Show every line of the records below that contains the word "Organization".

A run of records:
□ □ □ □ □ □ □

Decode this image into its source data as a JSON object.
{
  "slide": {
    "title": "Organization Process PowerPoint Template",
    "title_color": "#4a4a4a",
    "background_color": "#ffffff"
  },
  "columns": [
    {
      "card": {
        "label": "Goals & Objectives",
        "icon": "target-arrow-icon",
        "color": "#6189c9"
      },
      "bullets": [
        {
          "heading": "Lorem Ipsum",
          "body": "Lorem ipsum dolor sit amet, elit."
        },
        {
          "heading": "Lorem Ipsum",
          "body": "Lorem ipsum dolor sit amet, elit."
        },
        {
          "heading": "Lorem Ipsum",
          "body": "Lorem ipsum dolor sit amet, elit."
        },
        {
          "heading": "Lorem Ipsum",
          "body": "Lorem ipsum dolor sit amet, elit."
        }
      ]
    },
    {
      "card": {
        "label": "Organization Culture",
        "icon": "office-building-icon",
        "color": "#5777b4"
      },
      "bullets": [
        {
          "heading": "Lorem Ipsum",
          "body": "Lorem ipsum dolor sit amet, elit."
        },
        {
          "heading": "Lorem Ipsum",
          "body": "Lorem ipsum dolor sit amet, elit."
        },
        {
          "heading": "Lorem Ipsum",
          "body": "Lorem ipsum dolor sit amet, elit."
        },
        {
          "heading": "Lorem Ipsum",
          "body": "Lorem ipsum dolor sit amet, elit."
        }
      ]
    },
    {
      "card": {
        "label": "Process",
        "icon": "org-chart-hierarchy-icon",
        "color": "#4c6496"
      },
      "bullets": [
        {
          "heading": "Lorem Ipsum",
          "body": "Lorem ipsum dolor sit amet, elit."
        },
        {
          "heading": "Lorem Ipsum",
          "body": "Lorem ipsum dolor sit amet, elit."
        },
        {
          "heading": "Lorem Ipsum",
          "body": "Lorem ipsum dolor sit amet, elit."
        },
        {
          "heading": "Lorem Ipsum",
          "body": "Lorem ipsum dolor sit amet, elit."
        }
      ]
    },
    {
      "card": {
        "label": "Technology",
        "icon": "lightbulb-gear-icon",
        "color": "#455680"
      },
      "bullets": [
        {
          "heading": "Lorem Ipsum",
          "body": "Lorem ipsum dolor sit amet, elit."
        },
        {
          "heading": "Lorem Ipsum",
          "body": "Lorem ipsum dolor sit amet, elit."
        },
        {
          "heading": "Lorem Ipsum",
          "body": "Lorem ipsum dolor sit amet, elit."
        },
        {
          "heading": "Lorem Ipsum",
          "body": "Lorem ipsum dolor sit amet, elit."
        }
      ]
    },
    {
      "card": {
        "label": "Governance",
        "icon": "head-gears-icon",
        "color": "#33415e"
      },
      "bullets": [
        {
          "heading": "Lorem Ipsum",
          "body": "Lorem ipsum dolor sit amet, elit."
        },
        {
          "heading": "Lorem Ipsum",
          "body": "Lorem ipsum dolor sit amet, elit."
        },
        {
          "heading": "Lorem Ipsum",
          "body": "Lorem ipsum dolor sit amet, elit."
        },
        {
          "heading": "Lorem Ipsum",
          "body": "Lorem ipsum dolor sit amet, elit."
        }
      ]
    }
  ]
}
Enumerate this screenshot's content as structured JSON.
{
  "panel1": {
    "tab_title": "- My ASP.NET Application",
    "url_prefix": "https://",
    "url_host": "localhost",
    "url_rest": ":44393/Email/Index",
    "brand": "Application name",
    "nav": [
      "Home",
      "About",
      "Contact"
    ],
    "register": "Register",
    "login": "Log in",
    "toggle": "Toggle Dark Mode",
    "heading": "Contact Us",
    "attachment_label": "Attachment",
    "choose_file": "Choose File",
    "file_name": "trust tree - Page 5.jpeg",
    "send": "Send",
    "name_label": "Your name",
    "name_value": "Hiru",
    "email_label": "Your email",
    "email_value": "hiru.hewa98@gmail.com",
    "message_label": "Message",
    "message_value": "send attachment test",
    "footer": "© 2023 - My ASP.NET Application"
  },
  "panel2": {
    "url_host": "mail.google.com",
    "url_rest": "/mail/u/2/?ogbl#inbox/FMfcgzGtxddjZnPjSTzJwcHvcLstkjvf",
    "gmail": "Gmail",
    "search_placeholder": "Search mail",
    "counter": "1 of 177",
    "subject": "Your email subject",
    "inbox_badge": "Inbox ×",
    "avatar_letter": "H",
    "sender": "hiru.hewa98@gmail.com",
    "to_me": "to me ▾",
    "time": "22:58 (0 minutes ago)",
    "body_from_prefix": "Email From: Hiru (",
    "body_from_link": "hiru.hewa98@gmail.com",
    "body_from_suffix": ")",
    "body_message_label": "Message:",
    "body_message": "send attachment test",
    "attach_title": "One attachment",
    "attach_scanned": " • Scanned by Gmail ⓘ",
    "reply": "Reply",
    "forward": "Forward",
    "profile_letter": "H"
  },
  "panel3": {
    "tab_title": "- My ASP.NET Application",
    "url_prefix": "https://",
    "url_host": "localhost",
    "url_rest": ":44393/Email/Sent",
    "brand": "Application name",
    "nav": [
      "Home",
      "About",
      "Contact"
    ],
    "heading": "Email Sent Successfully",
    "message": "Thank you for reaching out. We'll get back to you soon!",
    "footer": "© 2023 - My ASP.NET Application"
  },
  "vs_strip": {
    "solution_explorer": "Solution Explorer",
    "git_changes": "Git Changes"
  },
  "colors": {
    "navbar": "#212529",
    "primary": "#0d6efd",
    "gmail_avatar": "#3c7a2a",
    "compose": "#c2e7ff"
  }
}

□ □ □ □ □ □ □

Written reply:
    "title": "Organization Process PowerPoint Template",
        "label": "Organization Culture",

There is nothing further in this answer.